• _Challenge_
Whenever a line below holds the word "month", copy that line.

• _Data lines_

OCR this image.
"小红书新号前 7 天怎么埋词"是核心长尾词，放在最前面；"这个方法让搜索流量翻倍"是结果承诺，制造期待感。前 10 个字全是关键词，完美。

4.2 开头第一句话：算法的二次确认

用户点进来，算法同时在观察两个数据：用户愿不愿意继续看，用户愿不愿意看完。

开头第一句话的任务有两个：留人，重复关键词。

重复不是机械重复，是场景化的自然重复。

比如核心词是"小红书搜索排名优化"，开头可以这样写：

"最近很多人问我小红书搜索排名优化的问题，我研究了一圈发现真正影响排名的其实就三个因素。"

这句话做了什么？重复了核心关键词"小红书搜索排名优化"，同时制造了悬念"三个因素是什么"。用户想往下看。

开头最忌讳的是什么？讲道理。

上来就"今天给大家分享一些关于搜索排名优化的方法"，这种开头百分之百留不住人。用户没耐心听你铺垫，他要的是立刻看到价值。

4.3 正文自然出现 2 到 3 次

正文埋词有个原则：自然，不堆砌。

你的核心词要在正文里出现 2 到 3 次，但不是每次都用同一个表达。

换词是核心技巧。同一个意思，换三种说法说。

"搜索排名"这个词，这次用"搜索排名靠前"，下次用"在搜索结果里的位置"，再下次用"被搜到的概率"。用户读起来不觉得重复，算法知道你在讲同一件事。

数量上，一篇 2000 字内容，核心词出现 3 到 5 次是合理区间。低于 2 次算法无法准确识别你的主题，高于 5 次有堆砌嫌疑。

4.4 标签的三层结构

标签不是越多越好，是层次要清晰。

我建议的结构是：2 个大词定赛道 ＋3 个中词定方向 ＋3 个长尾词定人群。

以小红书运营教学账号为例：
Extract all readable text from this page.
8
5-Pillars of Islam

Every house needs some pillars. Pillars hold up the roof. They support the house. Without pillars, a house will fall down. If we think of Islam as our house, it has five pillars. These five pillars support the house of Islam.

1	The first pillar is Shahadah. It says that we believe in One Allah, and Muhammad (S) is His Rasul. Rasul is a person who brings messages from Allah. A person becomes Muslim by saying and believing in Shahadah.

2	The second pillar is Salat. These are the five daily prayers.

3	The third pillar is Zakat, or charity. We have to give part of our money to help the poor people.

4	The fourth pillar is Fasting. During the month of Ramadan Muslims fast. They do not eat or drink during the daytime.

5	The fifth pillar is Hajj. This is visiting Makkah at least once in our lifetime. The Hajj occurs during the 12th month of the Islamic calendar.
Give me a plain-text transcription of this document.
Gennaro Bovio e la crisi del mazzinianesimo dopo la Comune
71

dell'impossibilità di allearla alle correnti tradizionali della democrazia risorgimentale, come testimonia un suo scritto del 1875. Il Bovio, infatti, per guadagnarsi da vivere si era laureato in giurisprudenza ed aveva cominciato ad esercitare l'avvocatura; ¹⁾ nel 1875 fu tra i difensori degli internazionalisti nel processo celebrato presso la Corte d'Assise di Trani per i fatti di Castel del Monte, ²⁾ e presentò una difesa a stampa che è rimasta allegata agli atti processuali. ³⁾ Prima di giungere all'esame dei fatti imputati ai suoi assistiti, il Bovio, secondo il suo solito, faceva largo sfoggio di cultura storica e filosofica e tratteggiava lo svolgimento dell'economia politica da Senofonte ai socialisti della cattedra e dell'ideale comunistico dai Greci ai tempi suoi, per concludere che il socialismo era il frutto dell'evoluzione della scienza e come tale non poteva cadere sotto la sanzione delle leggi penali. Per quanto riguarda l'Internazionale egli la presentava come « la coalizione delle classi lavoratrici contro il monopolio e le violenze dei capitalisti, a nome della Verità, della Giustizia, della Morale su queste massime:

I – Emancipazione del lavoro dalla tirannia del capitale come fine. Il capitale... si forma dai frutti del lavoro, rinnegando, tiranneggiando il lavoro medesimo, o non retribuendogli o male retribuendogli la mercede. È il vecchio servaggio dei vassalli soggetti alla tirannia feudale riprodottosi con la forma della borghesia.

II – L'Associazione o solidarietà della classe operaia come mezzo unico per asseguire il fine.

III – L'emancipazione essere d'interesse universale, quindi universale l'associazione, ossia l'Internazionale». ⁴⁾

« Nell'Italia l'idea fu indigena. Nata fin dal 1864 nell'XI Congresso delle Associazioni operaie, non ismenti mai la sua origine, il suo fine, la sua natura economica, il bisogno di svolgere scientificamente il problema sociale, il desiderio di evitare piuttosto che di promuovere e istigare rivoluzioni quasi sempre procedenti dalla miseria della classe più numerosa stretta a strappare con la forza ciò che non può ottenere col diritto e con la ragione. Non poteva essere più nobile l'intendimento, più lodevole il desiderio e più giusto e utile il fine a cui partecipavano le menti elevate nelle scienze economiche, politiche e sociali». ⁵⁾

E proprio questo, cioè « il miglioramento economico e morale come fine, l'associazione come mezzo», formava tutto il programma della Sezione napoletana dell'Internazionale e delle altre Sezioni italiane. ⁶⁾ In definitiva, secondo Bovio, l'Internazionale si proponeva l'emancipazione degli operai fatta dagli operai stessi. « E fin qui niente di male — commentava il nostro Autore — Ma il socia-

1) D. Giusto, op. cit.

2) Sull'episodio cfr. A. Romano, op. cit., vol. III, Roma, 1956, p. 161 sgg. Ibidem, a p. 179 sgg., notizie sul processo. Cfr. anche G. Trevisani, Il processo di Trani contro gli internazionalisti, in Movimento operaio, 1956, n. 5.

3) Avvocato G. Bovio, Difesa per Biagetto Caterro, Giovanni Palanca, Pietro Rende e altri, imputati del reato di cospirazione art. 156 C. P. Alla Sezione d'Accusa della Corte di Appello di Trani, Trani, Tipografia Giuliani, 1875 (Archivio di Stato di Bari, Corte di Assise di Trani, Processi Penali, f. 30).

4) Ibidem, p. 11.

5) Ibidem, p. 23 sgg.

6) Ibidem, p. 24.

• _Solved problem_
4	The fourth pillar is Fasting. During the month of Ramadan Muslims fast. They do not eat or drink during the daytime.
5	The fifth pillar is Hajj. This is visiting Makkah at least once in our lifetime. The Hajj occurs during the 12th month of the Islamic calendar.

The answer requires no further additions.